TASK DETAILS: Look through the data below. Pick out the lines holding the string "left".

>>>>>

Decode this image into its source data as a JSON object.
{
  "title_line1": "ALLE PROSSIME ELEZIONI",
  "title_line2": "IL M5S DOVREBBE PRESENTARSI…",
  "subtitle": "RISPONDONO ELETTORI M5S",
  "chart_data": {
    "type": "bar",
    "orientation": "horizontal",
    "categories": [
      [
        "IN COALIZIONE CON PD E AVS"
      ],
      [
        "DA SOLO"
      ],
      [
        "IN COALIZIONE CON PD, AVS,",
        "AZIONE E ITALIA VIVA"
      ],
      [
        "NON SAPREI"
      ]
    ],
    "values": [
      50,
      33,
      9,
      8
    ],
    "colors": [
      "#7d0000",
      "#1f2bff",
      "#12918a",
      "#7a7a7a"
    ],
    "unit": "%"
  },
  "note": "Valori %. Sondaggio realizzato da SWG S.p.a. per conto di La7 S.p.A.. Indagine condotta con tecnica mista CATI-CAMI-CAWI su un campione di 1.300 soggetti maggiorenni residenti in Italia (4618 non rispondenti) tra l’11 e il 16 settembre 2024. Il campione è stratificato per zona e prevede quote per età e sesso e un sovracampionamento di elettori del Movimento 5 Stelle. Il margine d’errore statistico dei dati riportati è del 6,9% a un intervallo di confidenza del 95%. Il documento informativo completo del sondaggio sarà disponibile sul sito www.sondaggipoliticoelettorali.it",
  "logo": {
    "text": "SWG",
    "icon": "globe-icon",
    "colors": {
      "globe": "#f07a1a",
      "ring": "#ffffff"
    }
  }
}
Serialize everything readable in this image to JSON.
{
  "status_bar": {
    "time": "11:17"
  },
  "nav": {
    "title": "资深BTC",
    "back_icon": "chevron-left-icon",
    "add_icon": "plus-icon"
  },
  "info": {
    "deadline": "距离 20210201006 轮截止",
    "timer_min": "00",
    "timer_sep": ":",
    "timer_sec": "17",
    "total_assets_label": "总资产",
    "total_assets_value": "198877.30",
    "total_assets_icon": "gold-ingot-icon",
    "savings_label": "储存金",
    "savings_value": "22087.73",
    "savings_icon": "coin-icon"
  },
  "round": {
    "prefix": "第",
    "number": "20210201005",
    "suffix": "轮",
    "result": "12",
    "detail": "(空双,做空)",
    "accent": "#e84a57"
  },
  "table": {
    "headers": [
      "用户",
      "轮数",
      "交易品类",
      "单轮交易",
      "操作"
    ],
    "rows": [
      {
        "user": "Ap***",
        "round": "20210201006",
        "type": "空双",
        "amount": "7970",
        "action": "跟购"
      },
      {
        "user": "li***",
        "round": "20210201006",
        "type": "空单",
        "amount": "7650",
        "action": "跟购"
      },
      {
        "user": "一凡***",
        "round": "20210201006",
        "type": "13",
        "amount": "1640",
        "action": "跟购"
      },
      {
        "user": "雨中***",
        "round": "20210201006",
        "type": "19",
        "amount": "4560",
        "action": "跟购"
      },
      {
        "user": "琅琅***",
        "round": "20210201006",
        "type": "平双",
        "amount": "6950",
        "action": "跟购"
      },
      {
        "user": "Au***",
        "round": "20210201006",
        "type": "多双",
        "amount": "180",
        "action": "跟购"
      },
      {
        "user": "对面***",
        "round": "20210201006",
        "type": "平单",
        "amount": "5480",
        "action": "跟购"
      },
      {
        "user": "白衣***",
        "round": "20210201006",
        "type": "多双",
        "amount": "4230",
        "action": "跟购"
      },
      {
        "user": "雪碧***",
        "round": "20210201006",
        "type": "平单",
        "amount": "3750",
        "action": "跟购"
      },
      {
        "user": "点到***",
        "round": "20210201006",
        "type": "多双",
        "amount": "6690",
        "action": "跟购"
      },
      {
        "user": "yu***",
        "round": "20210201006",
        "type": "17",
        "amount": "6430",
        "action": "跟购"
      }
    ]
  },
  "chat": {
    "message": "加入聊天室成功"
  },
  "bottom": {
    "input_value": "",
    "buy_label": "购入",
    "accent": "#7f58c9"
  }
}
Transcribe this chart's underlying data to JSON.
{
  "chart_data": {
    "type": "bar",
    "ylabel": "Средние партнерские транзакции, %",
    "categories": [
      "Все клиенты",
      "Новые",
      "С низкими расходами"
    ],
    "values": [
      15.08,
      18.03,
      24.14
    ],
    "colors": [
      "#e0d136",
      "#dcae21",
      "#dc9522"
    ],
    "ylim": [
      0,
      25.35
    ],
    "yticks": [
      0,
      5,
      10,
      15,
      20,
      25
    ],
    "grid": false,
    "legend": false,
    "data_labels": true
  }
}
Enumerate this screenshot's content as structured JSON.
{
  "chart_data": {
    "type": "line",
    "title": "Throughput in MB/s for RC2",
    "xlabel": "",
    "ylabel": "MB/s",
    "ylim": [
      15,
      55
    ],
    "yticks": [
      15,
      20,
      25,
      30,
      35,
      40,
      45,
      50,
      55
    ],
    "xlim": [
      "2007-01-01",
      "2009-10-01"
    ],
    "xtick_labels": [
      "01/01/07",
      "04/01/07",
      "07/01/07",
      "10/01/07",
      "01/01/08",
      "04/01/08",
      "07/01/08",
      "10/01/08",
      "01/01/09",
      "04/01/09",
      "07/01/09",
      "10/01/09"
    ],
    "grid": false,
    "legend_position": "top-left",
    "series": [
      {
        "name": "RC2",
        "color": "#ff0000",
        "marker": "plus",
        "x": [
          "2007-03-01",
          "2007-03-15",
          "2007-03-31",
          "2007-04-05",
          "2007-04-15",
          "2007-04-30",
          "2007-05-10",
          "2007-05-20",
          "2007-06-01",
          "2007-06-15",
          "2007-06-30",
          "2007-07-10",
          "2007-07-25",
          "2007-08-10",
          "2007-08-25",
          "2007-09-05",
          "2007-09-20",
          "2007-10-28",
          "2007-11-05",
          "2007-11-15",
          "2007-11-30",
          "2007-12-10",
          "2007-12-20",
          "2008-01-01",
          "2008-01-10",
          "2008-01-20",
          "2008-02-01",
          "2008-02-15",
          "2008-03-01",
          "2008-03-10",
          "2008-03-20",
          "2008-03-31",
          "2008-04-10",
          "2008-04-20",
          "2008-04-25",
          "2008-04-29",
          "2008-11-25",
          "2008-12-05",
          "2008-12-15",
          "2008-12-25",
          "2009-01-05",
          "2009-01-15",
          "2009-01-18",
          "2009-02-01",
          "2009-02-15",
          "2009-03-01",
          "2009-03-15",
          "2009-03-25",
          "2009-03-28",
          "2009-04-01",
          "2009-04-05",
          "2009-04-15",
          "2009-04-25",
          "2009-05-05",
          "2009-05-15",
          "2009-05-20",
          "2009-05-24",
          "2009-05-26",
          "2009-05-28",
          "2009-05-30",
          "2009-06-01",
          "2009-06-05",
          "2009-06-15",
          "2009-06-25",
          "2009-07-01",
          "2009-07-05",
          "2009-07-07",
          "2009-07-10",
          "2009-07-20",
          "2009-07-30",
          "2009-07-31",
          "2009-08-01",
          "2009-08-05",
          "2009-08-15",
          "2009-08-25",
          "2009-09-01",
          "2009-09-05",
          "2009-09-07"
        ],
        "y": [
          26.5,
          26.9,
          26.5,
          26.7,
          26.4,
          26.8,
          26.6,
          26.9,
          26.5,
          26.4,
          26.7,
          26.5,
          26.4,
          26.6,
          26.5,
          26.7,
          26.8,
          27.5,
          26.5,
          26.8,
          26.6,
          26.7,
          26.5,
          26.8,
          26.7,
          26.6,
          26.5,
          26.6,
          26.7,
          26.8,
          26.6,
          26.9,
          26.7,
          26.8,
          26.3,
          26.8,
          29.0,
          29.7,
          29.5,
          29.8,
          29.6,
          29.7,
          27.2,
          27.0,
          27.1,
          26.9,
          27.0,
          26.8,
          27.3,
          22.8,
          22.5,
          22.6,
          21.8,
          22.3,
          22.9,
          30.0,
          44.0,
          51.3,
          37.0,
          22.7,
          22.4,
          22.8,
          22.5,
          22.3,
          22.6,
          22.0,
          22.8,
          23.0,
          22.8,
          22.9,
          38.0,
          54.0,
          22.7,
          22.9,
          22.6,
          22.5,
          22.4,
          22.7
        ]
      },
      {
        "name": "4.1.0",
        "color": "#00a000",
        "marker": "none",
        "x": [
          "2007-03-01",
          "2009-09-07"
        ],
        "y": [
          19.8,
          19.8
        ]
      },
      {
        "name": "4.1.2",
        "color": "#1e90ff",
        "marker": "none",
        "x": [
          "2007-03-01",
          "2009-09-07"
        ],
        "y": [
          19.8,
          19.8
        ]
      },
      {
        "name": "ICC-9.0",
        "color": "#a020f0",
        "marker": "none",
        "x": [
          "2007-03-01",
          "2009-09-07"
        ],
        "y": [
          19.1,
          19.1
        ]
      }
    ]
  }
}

<<<<<

RIGHT ANSWER:
    "back_icon": "chevron-left-icon",
    "legend_position": "top-left",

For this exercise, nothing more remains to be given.